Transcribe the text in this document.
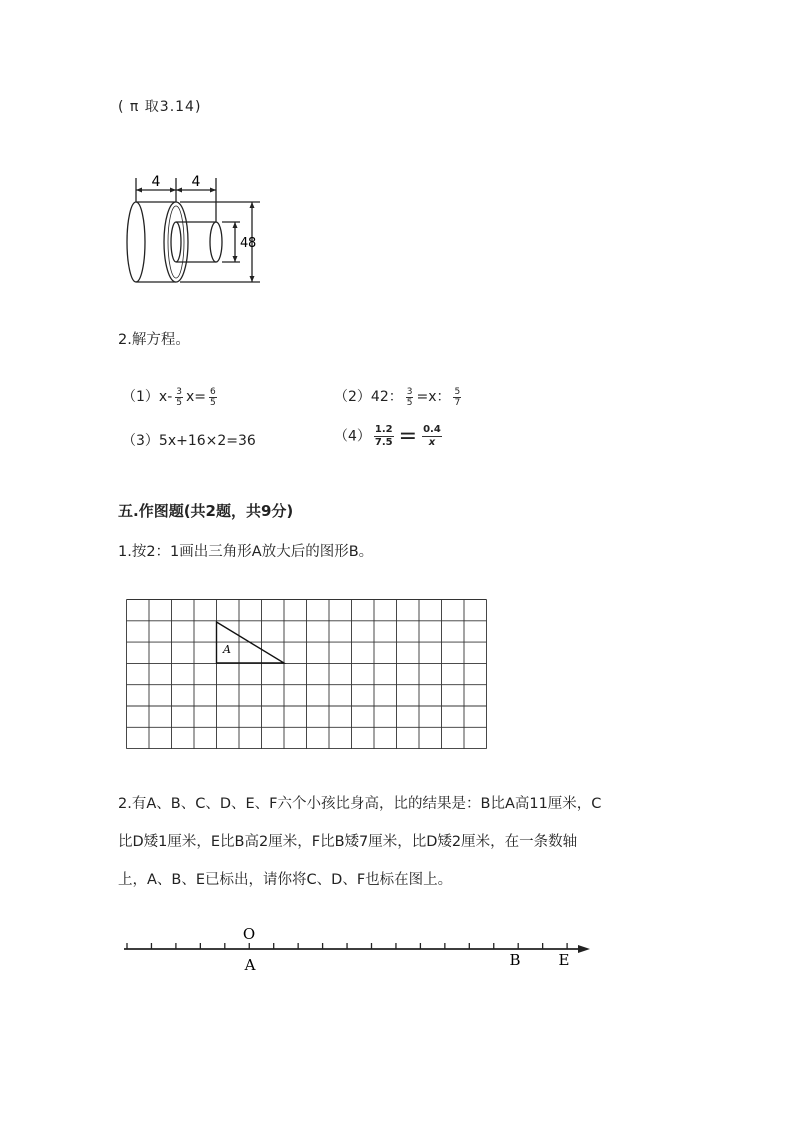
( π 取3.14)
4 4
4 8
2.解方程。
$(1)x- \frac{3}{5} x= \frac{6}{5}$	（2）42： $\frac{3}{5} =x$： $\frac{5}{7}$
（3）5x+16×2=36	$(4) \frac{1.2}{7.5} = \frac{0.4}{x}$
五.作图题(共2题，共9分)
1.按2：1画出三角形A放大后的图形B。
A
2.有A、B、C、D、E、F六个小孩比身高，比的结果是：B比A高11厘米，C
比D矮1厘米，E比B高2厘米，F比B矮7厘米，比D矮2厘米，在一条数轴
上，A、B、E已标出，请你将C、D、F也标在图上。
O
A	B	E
_____
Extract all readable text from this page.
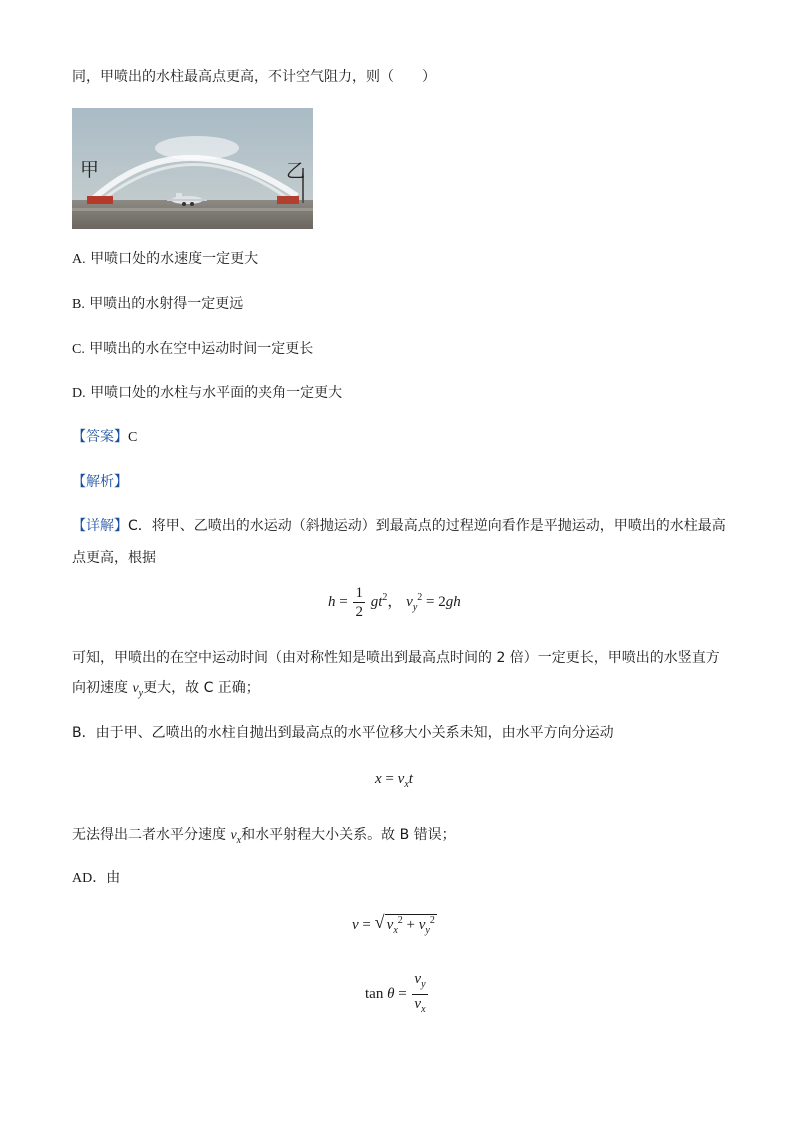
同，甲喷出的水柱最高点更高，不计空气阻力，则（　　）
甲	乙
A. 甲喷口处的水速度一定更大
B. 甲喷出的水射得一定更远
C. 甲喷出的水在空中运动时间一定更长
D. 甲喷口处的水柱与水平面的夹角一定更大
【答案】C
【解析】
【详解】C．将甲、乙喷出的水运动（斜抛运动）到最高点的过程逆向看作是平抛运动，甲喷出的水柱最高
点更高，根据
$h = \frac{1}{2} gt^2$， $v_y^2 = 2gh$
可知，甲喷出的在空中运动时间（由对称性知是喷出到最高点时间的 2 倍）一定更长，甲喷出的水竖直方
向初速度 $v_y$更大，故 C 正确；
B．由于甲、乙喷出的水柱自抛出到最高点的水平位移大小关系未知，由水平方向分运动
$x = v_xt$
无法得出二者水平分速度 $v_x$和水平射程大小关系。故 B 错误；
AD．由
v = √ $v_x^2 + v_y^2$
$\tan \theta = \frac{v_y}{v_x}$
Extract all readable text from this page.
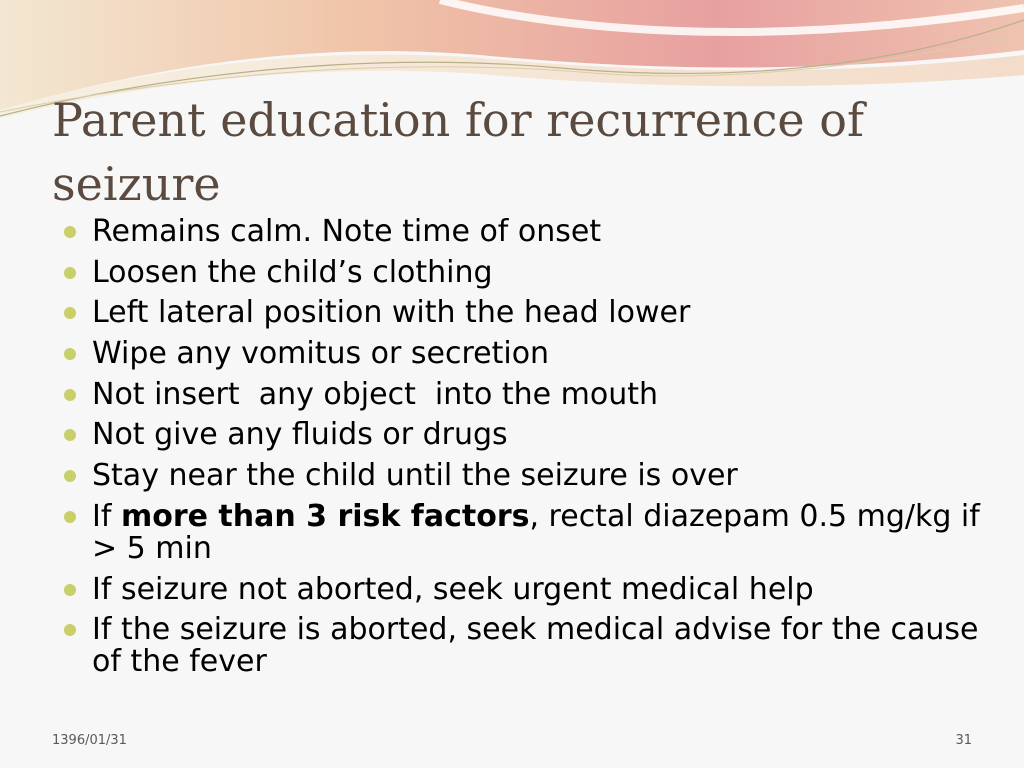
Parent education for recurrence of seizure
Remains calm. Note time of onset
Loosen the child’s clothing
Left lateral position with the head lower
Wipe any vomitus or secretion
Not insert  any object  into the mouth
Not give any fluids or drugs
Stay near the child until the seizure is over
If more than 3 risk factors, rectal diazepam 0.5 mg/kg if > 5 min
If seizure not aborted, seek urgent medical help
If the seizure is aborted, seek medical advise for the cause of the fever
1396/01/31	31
_____
> Problem to work on
Read through the lines above and collect those that contain the string "aborted".

> Answer to this problem
If seizure not aborted, seek urgent medical help
If the seizure is aborted, seek medical advise for the cause of the fever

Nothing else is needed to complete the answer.